▶ **SHORT TASK**
Write the material out again, line by line, exactly as it is.

Records from a collection:
___
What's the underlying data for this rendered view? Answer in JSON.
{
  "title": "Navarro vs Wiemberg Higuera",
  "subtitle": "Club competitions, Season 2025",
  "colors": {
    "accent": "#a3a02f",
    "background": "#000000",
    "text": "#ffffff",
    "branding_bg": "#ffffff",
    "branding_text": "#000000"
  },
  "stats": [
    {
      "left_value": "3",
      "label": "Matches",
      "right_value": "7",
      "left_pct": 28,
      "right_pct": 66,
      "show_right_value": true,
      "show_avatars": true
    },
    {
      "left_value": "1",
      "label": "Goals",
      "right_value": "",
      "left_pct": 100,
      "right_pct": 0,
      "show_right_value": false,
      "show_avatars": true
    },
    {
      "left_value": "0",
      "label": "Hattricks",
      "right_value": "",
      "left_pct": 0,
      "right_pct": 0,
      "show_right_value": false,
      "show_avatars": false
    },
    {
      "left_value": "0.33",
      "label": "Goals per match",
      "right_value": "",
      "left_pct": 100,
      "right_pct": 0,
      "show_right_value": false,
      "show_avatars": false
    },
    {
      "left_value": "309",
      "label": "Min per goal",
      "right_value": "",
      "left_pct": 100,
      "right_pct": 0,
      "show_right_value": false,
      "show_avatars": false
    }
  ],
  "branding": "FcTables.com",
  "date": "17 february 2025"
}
___
▶ **TASK OUTPUT**
What's the underlying data for this rendered view? Answer in JSON.
{
  "title": "Navarro vs Wiemberg Higuera",
  "subtitle": "Club competitions, Season 2025",
  "colors": {
    "accent": "#a3a02f",
    "background": "#000000",
    "text": "#ffffff",
    "branding_bg": "#ffffff",
    "branding_text": "#000000"
  },
  "stats": [
    {
      "left_value": "3",
      "label": "Matches",
      "right_value": "7",
      "left_pct": 28,
      "right_pct": 66,
      "show_right_value": true,
      "show_avatars": true
    },
    {
      "left_value": "1",
      "label": "Goals",
      "right_value": "",
      "left_pct": 100,
      "right_pct": 0,
      "show_right_value": false,
      "show_avatars": true
    },
    {
      "left_value": "0",
      "label": "Hattricks",
      "right_value": "",
      "left_pct": 0,
      "right_pct": 0,
      "show_right_value": false,
      "show_avatars": false
    },
    {
      "left_value": "0.33",
      "label": "Goals per match",
      "right_value": "",
      "left_pct": 100,
      "right_pct": 0,
      "show_right_value": false,
      "show_avatars": false
    },
    {
      "left_value": "309",
      "label": "Min per goal",
      "right_value": "",
      "left_pct": 100,
      "right_pct": 0,
      "show_right_value": false,
      "show_avatars": false
    }
  ],
  "branding": "FcTables.com",
  "date": "17 february 2025"
}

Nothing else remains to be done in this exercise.